* [KUTIPAN]:
.....

Rabu, 27 Juni 2012

Menyurutnya Geliat Pembaruan Agraria

Menyurutnya Geliat Pembaruan Agraria
Usep Setiawan ;  Ketua Dewan Nasional Konsorsium Pembaruan Agraria (KPA)
Sumber :  SINAR HARAPAN, 26 Juni 2012


Presiden Susilo Bambang Yudhoyono memberhentikan Joyo Winoto sebagai Kepala Badan Pertanahan Nasional dan menggantinya dengan Hendarman Supandji (14 Juni 2012). Penggantian Kepala BPN terjadi pada situasi keagrariaan macet pada tiga tataran.
Pada tataran kebijakan, Rancangan Peraturan Pemerintah tentang Pembaruan Agraria masih terkatung-katung pengesahannya. RPP ini konon sudah lama ada di meja presiden, bahkan sidang kabinet untuk membahasnya sudah beberapa kali digelar.
Kenapa RPP tersebut tak kunjung ditandatangani? Alih-alih mengesahkannya, SBY malah mengganti Winoto, pejabat yang paling getol menyuarakan pentingnya pembaruan agraria.

Kemacetan kedua pada penanganan dan penyelesaian konflik agraria. Konflik agraria nyaris setiap hari terjadi dan kekerasan kerap menyertainya. Cakupannya meluas di kehutanan, perkebunan, pertambangan, pertanahan, dan lainnya.

Berbagai hasil kajian menyimpulkan, konflik agraria bersifat struktural dan lintas sektoral. Struktural karena lahir akibat sistem dan politik hukum agraria yang memberi celah konflik. Ketiadaan mekanisme dan kelembagaan khusus yang menangani dan menyelesaikan pun melanggengkan konflik agraria.

.....

* [BAHAN TERKUMPUL]:
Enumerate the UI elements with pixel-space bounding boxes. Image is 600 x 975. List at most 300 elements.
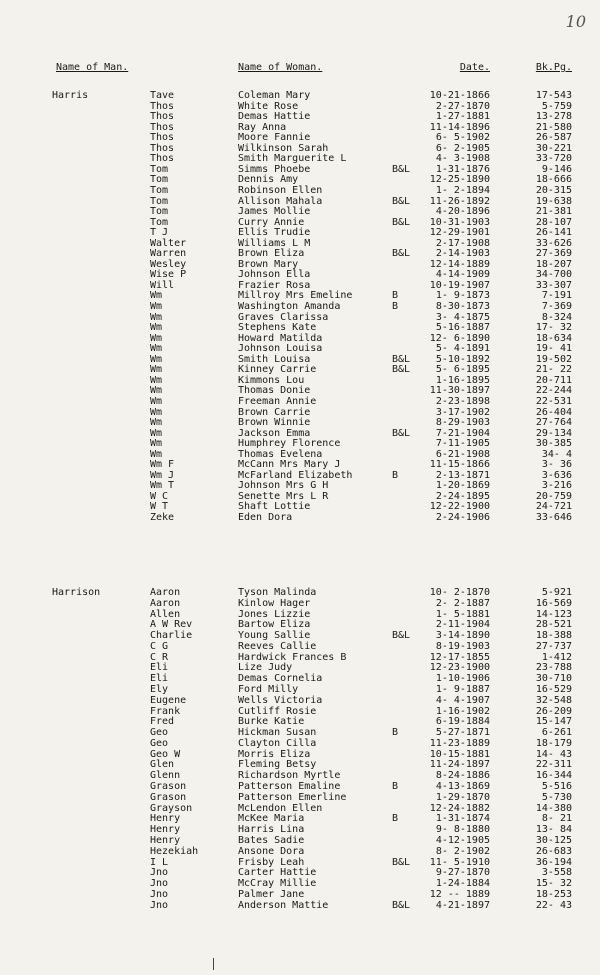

.....

* [TANTANGAN]:
- A) Tuliskan kembali kutipan tentang pembaruan agraria, seluruhnya mulai dari "Presiden Susilo Bambang" terus ke bawah hingga "pada tiga tataran.", tanpa mengubah satu karakter pun.
- B) Ringkaslah kutipan tentang pembaruan agraria dalam dua kalimat.
- C) Menurut kutipan tentang pembaruan agraria, siapa pengganti Joyo Winoto sebagai Kepala Badan Pertanahan Nasional?

* [JAWABAN PER TUGAS]:
- A)
Presiden Susilo Bambang Yudhoyono memberhentikan Joyo Winoto sebagai Kepala Badan Pertanahan Nasional dan menggantinya dengan Hendarman Supandji (14 Juni 2012). Penggantian Kepala BPN terjadi pada situasi keagrariaan macet pada tiga tataran.

- B) Presiden Susilo Bambang Yudhoyono mengganti Kepala Badan Pertanahan Nasional Joyo Winoto dengan Hendarman Supandji pada 14 Juni 2012, ketika keagrariaan macet pada tiga tataran, antara lain karena Rancangan Peraturan Pemerintah tentang Pembaruan Agraria belum disahkan. Konflik agraria terjadi nyaris setiap hari dan kerap disertai kekerasan, dan berbagai kajian menyimpulkan bahwa konflik ini bersifat struktural serta lintas sektoral.

- C) Hendarman Supandji.